Provided material

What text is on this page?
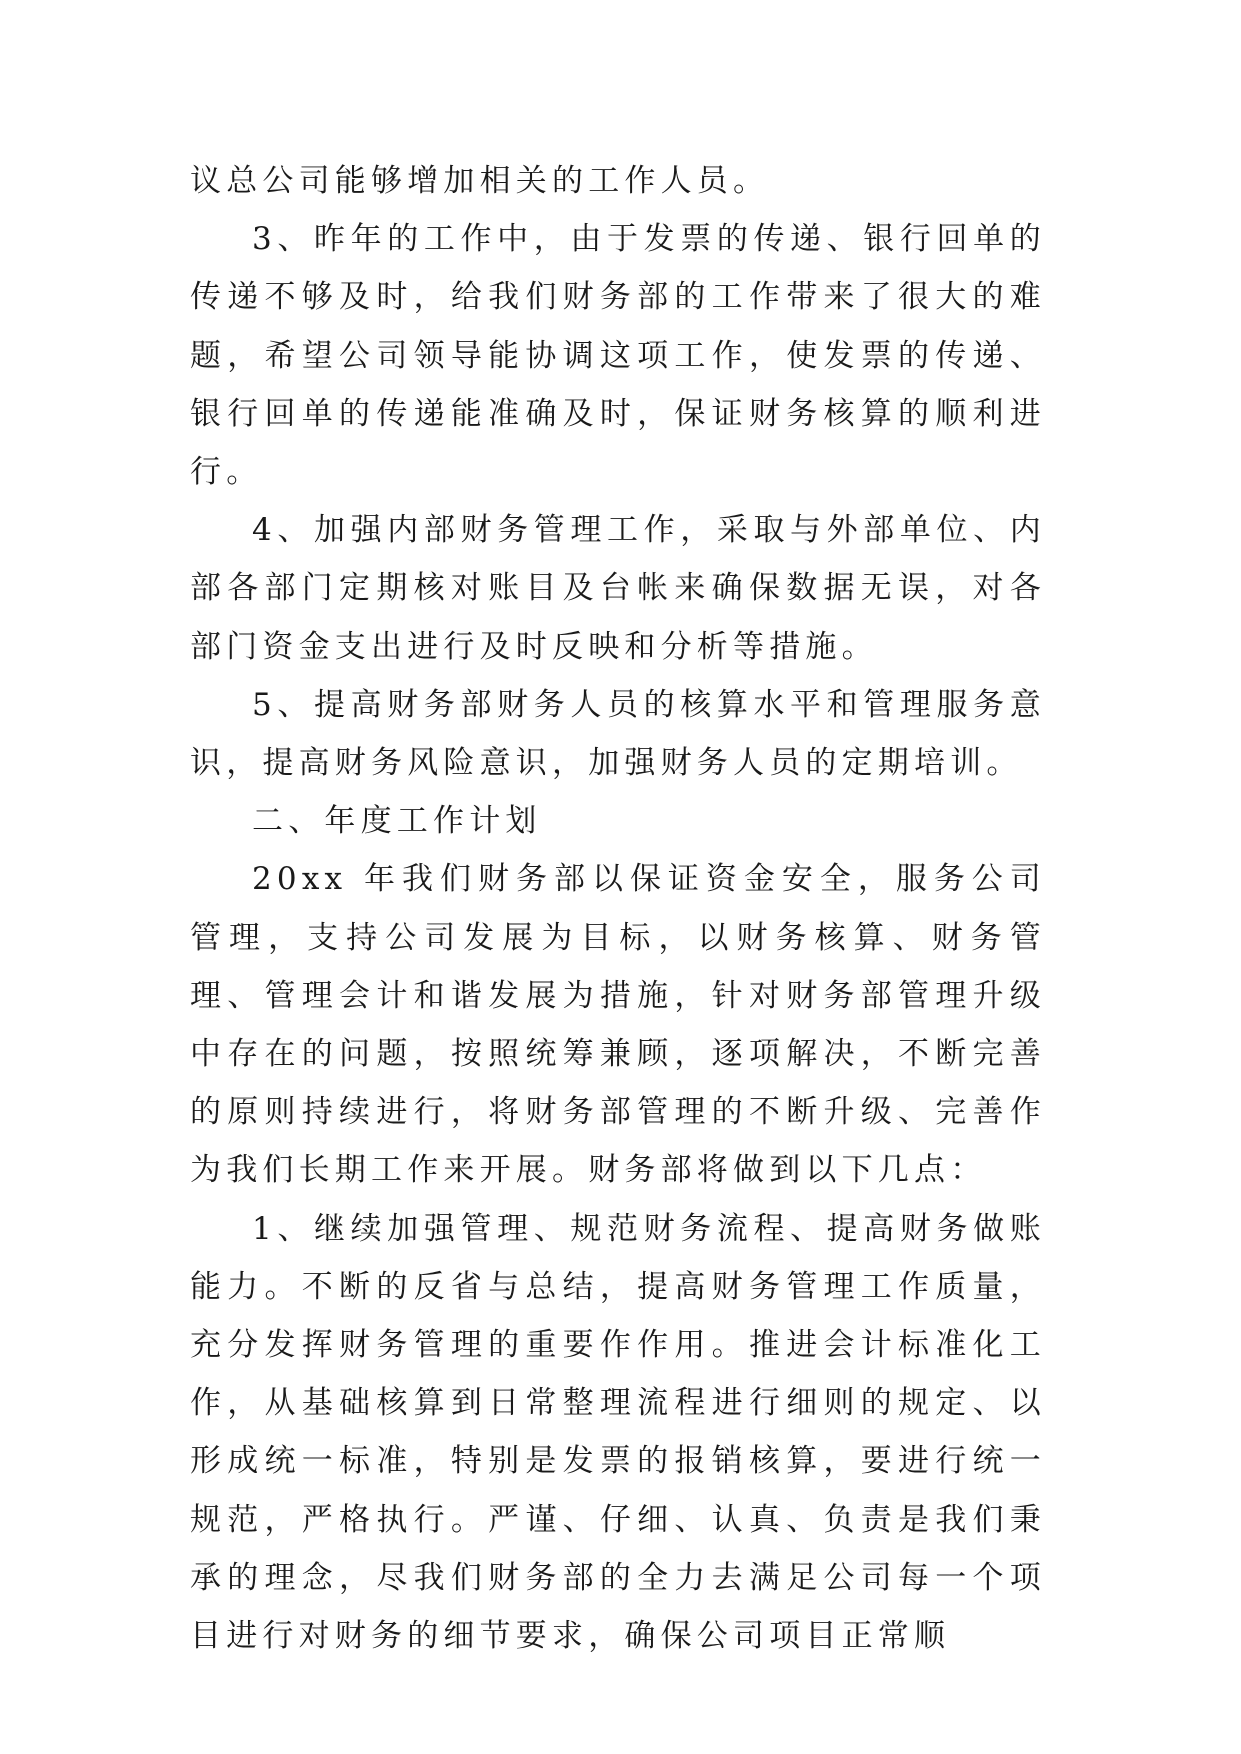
议总公司能够增加相关的工作人员。

3、昨年的工作中，由于发票的传递、银行回单的传递不够及时，给我们财务部的工作带来了很大的难题，希望公司领导能协调这项工作，使发票的传递、银行回单的传递能准确及时，保证财务核算的顺利进行。

4、加强内部财务管理工作，采取与外部单位、内部各部门定期核对账目及台帐来确保数据无误，对各部门资金支出进行及时反映和分析等措施。

5、提高财务部财务人员的核算水平和管理服务意识，提高财务风险意识，加强财务人员的定期培训。

二、年度工作计划

20xx 年我们财务部以保证资金安全，服务公司管理，支持公司发展为目标，以财务核算、财务管理、管理会计和谐发展为措施，针对财务部管理升级中存在的问题，按照统筹兼顾，逐项解决，不断完善的原则持续进行，将财务部管理的不断升级、完善作为我们长期工作来开展。财务部将做到以下几点：

1、继续加强管理、规范财务流程、提高财务做账能力。不断的反省与总结，提高财务管理工作质量，充分发挥财务管理的重要作作用。推进会计标准化工作，从基础核算到日常整理流程进行细则的规定、以形成统一标准，特别是发票的报销核算，要进行统一规范，严格执行。严谨、仔细、认真、负责是我们秉承的理念，尽我们财务部的全力去满足公司每一个项目进行对财务的细节要求，确保公司项目正常顺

Exercise description
All of the entries need to be transcribed word for word; pictures are left out.

The reply
What text is on this page?
议总公司能够增加相关的工作人员。

3、昨年的工作中，由于发票的传递、银行回单的传递不够及时，给我们财务部的工作带来了很大的难题，希望公司领导能协调这项工作，使发票的传递、银行回单的传递能准确及时，保证财务核算的顺利进行。

4、加强内部财务管理工作，采取与外部单位、内部各部门定期核对账目及台帐来确保数据无误，对各部门资金支出进行及时反映和分析等措施。

5、提高财务部财务人员的核算水平和管理服务意识，提高财务风险意识，加强财务人员的定期培训。

二、年度工作计划

20xx 年我们财务部以保证资金安全，服务公司管理，支持公司发展为目标，以财务核算、财务管理、管理会计和谐发展为措施，针对财务部管理升级中存在的问题，按照统筹兼顾，逐项解决，不断完善的原则持续进行，将财务部管理的不断升级、完善作为我们长期工作来开展。财务部将做到以下几点：

1、继续加强管理、规范财务流程、提高财务做账能力。不断的反省与总结，提高财务管理工作质量，充分发挥财务管理的重要作作用。推进会计标准化工作，从基础核算到日常整理流程进行细则的规定、以形成统一标准，特别是发票的报销核算，要进行统一规范，严格执行。严谨、仔细、认真、负责是我们秉承的理念，尽我们财务部的全力去满足公司每一个项目进行对财务的细节要求，确保公司项目正常顺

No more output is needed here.